§ SHORT TASK
Could you transcribe every record below exactly as written, leaving out any pictures?

§ INFORMATION SHOWN
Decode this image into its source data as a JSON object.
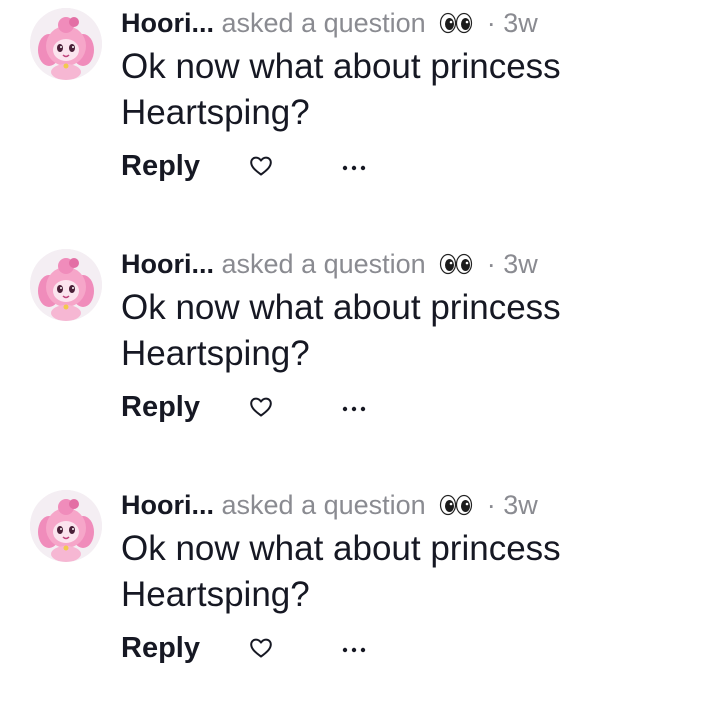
{
  "colors": {
    "text_primary": "#161823",
    "text_secondary": "#8a8b91",
    "avatar_pink": "#f29ac2"
  },
  "comments": [
    {
      "username": "Hoori...",
      "action": "asked a question",
      "action_icon": "eyes-emoji-icon",
      "separator": "·",
      "time": "3w",
      "text": "Ok now what about princess Heartsping?",
      "reply_label": "Reply",
      "like_icon": "heart-outline-icon",
      "more_icon": "more-dots-icon"
    },
    {
      "username": "Hoori...",
      "action": "asked a question",
      "action_icon": "eyes-emoji-icon",
      "separator": "·",
      "time": "3w",
      "text": "Ok now what about princess Heartsping?",
      "reply_label": "Reply",
      "like_icon": "heart-outline-icon",
      "more_icon": "more-dots-icon"
    },
    {
      "username": "Hoori...",
      "action": "asked a question",
      "action_icon": "eyes-emoji-icon",
      "separator": "·",
      "time": "3w",
      "text": "Ok now what about princess Heartsping?",
      "reply_label": "Reply",
      "like_icon": "heart-outline-icon",
      "more_icon": "more-dots-icon"
    }
  ]
}
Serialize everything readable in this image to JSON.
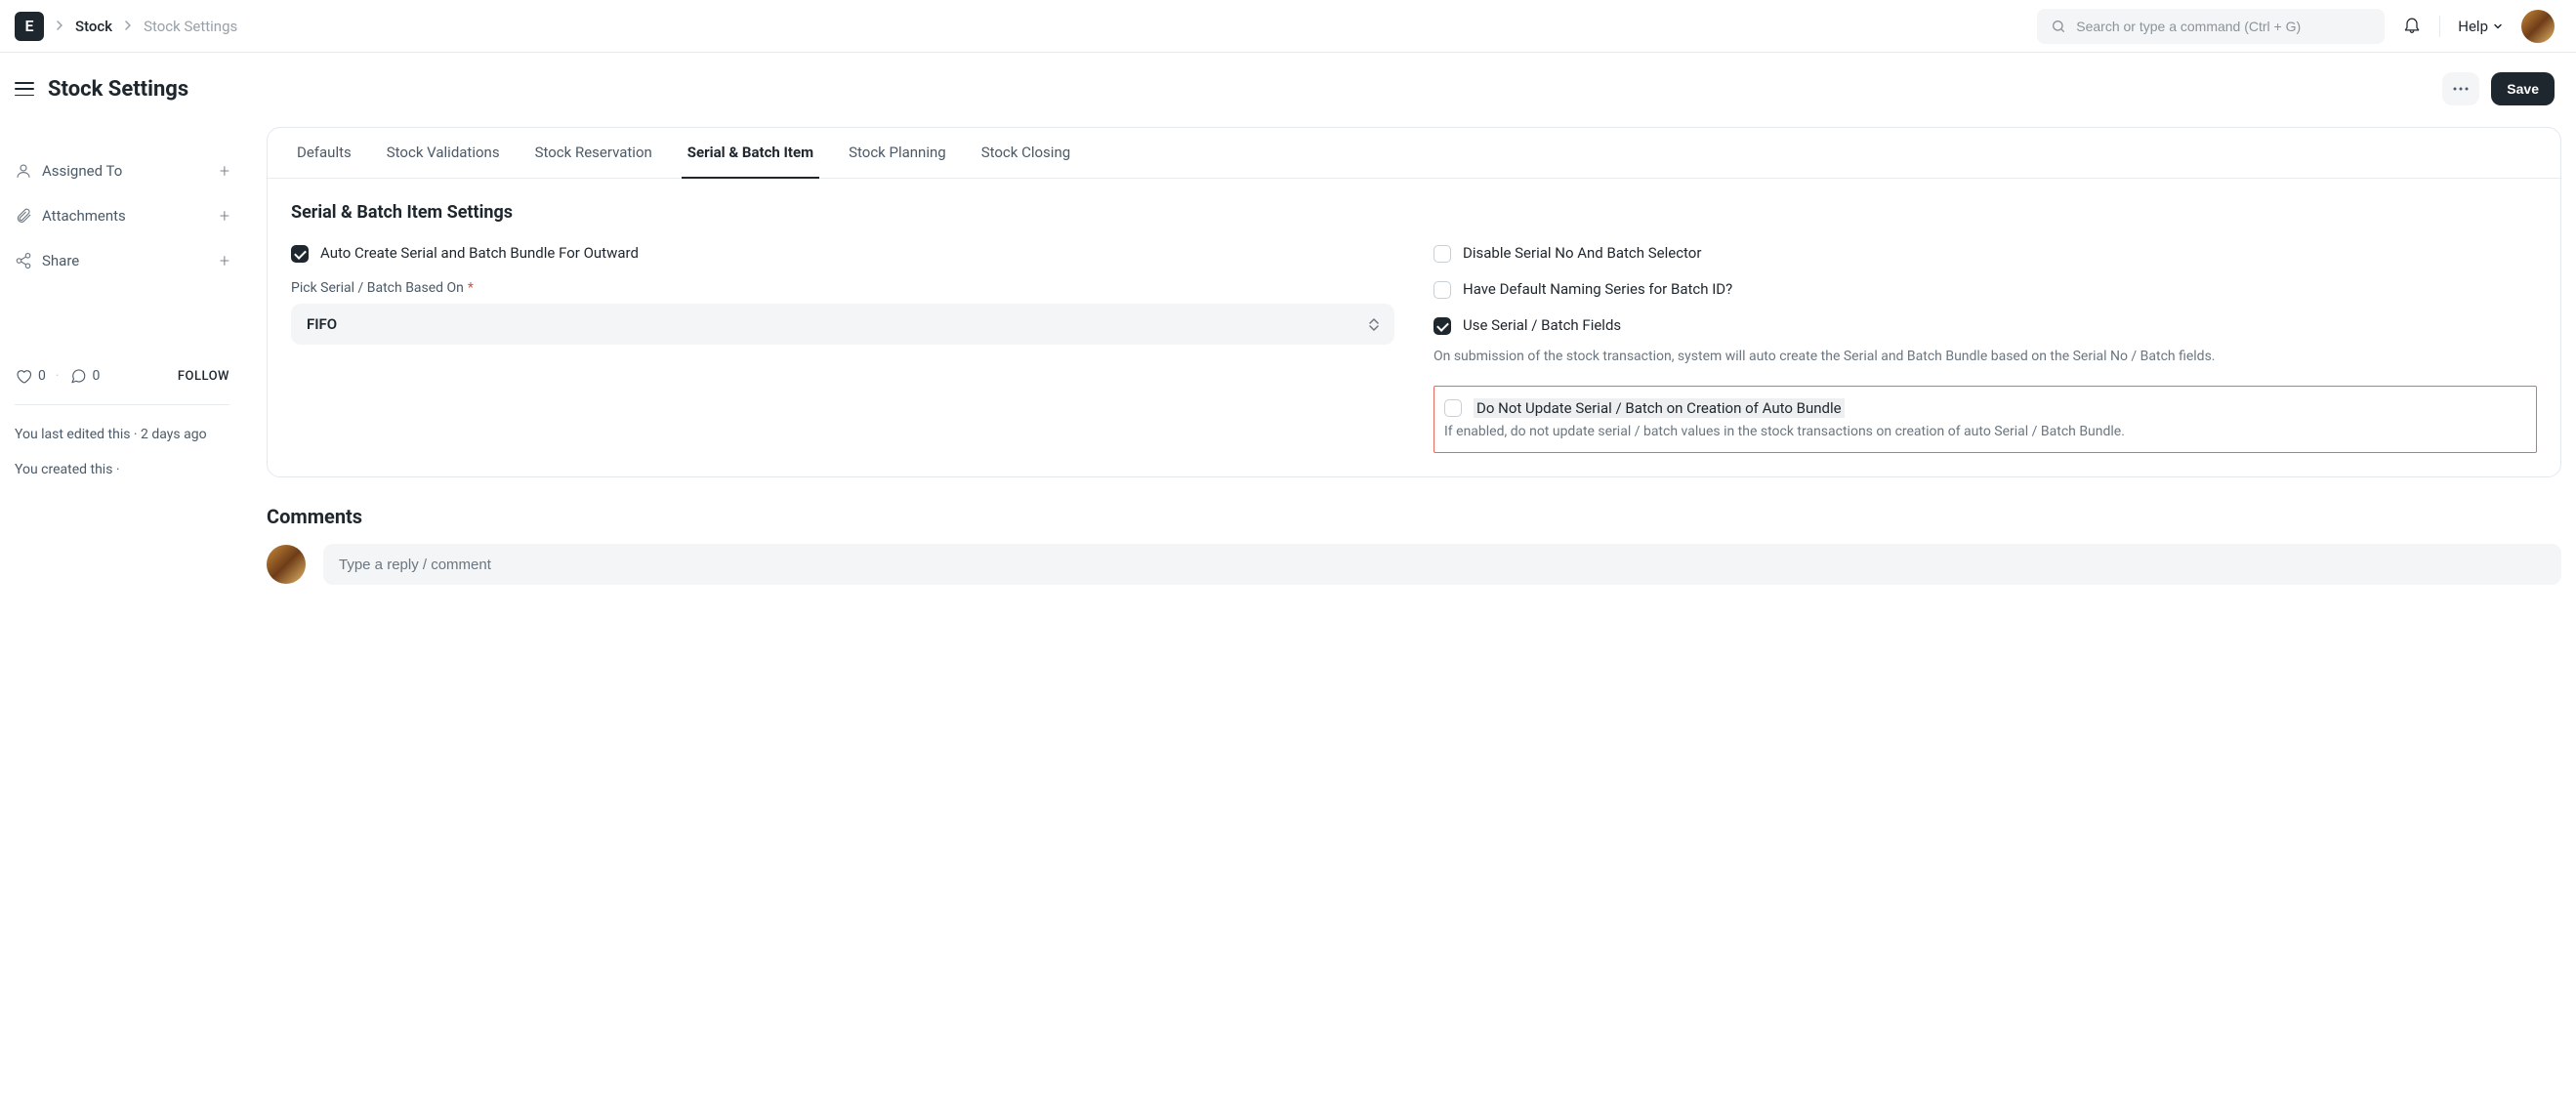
{
  "navbar": {
    "logo_letter": "E",
    "breadcrumbs": [
      "Stock",
      "Stock Settings"
    ],
    "search_placeholder": "Search or type a command (Ctrl + G)",
    "help_label": "Help"
  },
  "page": {
    "title": "Stock Settings",
    "save_label": "Save"
  },
  "sidebar": {
    "assigned_to": "Assigned To",
    "attachments": "Attachments",
    "share": "Share",
    "likes": "0",
    "comments_count": "0",
    "follow": "FOLLOW",
    "last_edited": "You last edited this · 2 days ago",
    "created": "You created this ·"
  },
  "tabs": [
    "Defaults",
    "Stock Validations",
    "Stock Reservation",
    "Serial & Batch Item",
    "Stock Planning",
    "Stock Closing"
  ],
  "active_tab_index": 3,
  "form": {
    "section_title": "Serial & Batch Item Settings",
    "left": {
      "auto_create": {
        "label": "Auto Create Serial and Batch Bundle For Outward",
        "checked": true
      },
      "pick_label": "Pick Serial / Batch Based On",
      "pick_value": "FIFO"
    },
    "right": {
      "disable_selector": {
        "label": "Disable Serial No And Batch Selector",
        "checked": false
      },
      "default_naming": {
        "label": "Have Default Naming Series for Batch ID?",
        "checked": false
      },
      "use_fields": {
        "label": "Use Serial / Batch Fields",
        "checked": true,
        "help": "On submission of the stock transaction, system will auto create the Serial and Batch Bundle based on the Serial No / Batch fields."
      },
      "do_not_update": {
        "label": "Do Not Update Serial / Batch on Creation of Auto Bundle",
        "checked": false,
        "help": "If enabled, do not update serial / batch values in the stock transactions on creation of auto Serial / Batch Bundle."
      }
    }
  },
  "comments": {
    "title": "Comments",
    "placeholder": "Type a reply / comment"
  }
}
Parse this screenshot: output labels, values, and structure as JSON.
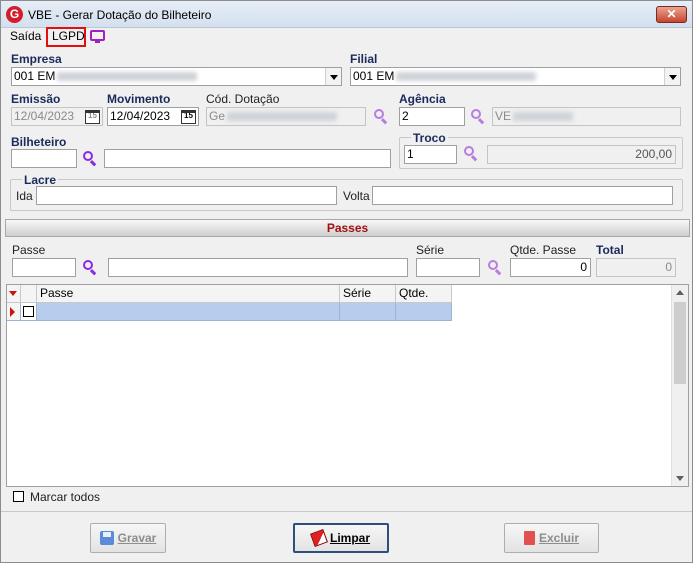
{
  "window": {
    "title": "VBE - Gerar Dotação do Bilheteiro",
    "close_label": "✕",
    "app_icon_glyph": "G"
  },
  "menu": {
    "saida": "Saída",
    "lgpd": "LGPD"
  },
  "form": {
    "empresa_label": "Empresa",
    "empresa_value": "001 EM",
    "filial_label": "Filial",
    "filial_value": "001 EM",
    "emissao_label": "Emissão",
    "emissao_value": "12/04/2023",
    "movimento_label": "Movimento",
    "movimento_value": "12/04/2023",
    "cod_dotacao_label": "Cód. Dotação",
    "cod_dotacao_value": "Ge",
    "agencia_label": "Agência",
    "agencia_code": "2",
    "agencia_name": "VE",
    "bilheteiro_label": "Bilheteiro",
    "bilheteiro_code": "",
    "bilheteiro_name": "",
    "troco_label": "Troco",
    "troco_code": "1",
    "troco_value": "200,00",
    "calendar_glyph": "15",
    "lacre_label": "Lacre",
    "ida_label": "Ida",
    "ida_value": "",
    "volta_label": "Volta",
    "volta_value": ""
  },
  "passes": {
    "header": "Passes",
    "passe_label": "Passe",
    "serie_label": "Série",
    "qtde_passe_label": "Qtde. Passe",
    "qtde_passe_value": "0",
    "total_label": "Total",
    "total_value": "0",
    "grid_columns": [
      "Passe",
      "Série",
      "Qtde."
    ],
    "marcar_todos_label": "Marcar todos"
  },
  "buttons": {
    "gravar": "Gravar",
    "limpar": "Limpar",
    "excluir": "Excluir"
  },
  "colors": {
    "title_red": "#d21e2a",
    "passes_header": "#a01010",
    "search_icon": "#8a2be2",
    "selected_row": "#b8cdee"
  },
  "icons": {
    "search": "search-icon",
    "calendar": "calendar-icon",
    "monitor": "monitor-icon"
  }
}
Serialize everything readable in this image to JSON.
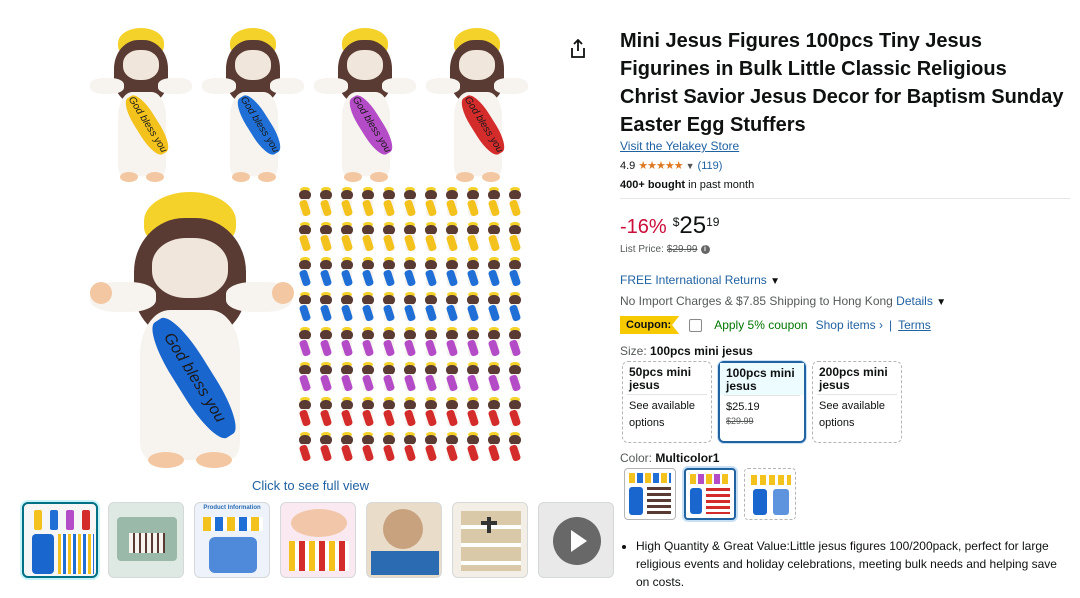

§ RESPONSE TO THE EXERCISE
Decode this image into its source data as a JSON object.
{
  "colors": {
    "text_primary": "#161823",
    "text_secondary": "#8a8b91",
    "avatar_pink": "#f29ac2"
  },
  "comments": [
    {
      "username": "Hoori...",
      "action": "asked a question",
      "action_icon": "eyes-emoji-icon",
      "separator": "·",
      "time": "3w",
      "text": "Ok now what about princess Heartsping?",
      "reply_label": "Reply",
      "like_icon": "heart-outline-icon",
      "more_icon": "more-dots-icon"
    },
    {
      "username": "Hoori...",
      "action": "asked a question",
      "action_icon": "eyes-emoji-icon",
      "separator": "·",
      "time": "3w",
      "text": "Ok now what about princess Heartsping?",
      "reply_label": "Reply",
      "like_icon": "heart-outline-icon",
      "more_icon": "more-dots-icon"
    },
    {
      "username": "Hoori...",
      "action": "asked a question",
      "action_icon": "eyes-emoji-icon",
      "separator": "·",
      "time": "3w",
      "text": "Ok now what about princess Heartsping?",
      "reply_label": "Reply",
      "like_icon": "heart-outline-icon",
      "more_icon": "more-dots-icon"
    }
  ]
}
Serialize everything readable in this image to JSON.
{
  "navbar": {
    "logo_letter": "E",
    "breadcrumbs": [
      "Stock",
      "Stock Settings"
    ],
    "search_placeholder": "Search or type a command (Ctrl + G)",
    "help_label": "Help"
  },
  "page": {
    "title": "Stock Settings",
    "save_label": "Save"
  },
  "sidebar": {
    "assigned_to": "Assigned To",
    "attachments": "Attachments",
    "share": "Share",
    "likes": "0",
    "comments_count": "0",
    "follow": "FOLLOW",
    "last_edited": "You last edited this · 2 days ago",
    "created": "You created this ·"
  },
  "tabs": [
    "Defaults",
    "Stock Validations",
    "Stock Reservation",
    "Serial & Batch Item",
    "Stock Planning",
    "Stock Closing"
  ],
  "active_tab_index": 3,
  "form": {
    "section_title": "Serial & Batch Item Settings",
    "left": {
      "auto_create": {
        "label": "Auto Create Serial and Batch Bundle For Outward",
        "checked": true
      },
      "pick_label": "Pick Serial / Batch Based On",
      "pick_value": "FIFO"
    },
    "right": {
      "disable_selector": {
        "label": "Disable Serial No And Batch Selector",
        "checked": false
      },
      "default_naming": {
        "label": "Have Default Naming Series for Batch ID?",
        "checked": false
      },
      "use_fields": {
        "label": "Use Serial / Batch Fields",
        "checked": true,
        "help": "On submission of the stock transaction, system will auto create the Serial and Batch Bundle based on the Serial No / Batch fields."
      },
      "do_not_update": {
        "label": "Do Not Update Serial / Batch on Creation of Auto Bundle",
        "checked": false,
        "help": "If enabled, do not update serial / batch values in the stock transactions on creation of auto Serial / Batch Bundle."
      }
    }
  },
  "comments": {
    "title": "Comments",
    "placeholder": "Type a reply / comment"
  }
}
Parse this screenshot: output labels, values, and structure as JSON.
{
  "window": {
    "title": "VBE - Gerar Dotação do Bilheteiro",
    "close_label": "✕",
    "app_icon_glyph": "G"
  },
  "menu": {
    "saida": "Saída",
    "lgpd": "LGPD"
  },
  "form": {
    "empresa_label": "Empresa",
    "empresa_value": "001 EM",
    "filial_label": "Filial",
    "filial_value": "001 EM",
    "emissao_label": "Emissão",
    "emissao_value": "12/04/2023",
    "movimento_label": "Movimento",
    "movimento_value": "12/04/2023",
    "cod_dotacao_label": "Cód. Dotação",
    "cod_dotacao_value": "Ge",
    "agencia_label": "Agência",
    "agencia_code": "2",
    "agencia_name": "VE",
    "bilheteiro_label": "Bilheteiro",
    "bilheteiro_code": "",
    "bilheteiro_name": "",
    "troco_label": "Troco",
    "troco_code": "1",
    "troco_value": "200,00",
    "calendar_glyph": "15",
    "lacre_label": "Lacre",
    "ida_label": "Ida",
    "ida_value": "",
    "volta_label": "Volta",
    "volta_value": ""
  },
  "passes": {
    "header": "Passes",
    "passe_label": "Passe",
    "serie_label": "Série",
    "qtde_passe_label": "Qtde. Passe",
    "qtde_passe_value": "0",
    "total_label": "Total",
    "total_value": "0",
    "grid_columns": [
      "Passe",
      "Série",
      "Qtde."
    ],
    "marcar_todos_label": "Marcar todos"
  },
  "buttons": {
    "gravar": "Gravar",
    "limpar": "Limpar",
    "excluir": "Excluir"
  },
  "colors": {
    "title_red": "#d21e2a",
    "passes_header": "#a01010",
    "search_icon": "#8a2be2",
    "selected_row": "#b8cdee"
  },
  "icons": {
    "search": "search-icon",
    "calendar": "calendar-icon",
    "monitor": "monitor-icon"
  }
}
Serialize everything readable in this image to JSON.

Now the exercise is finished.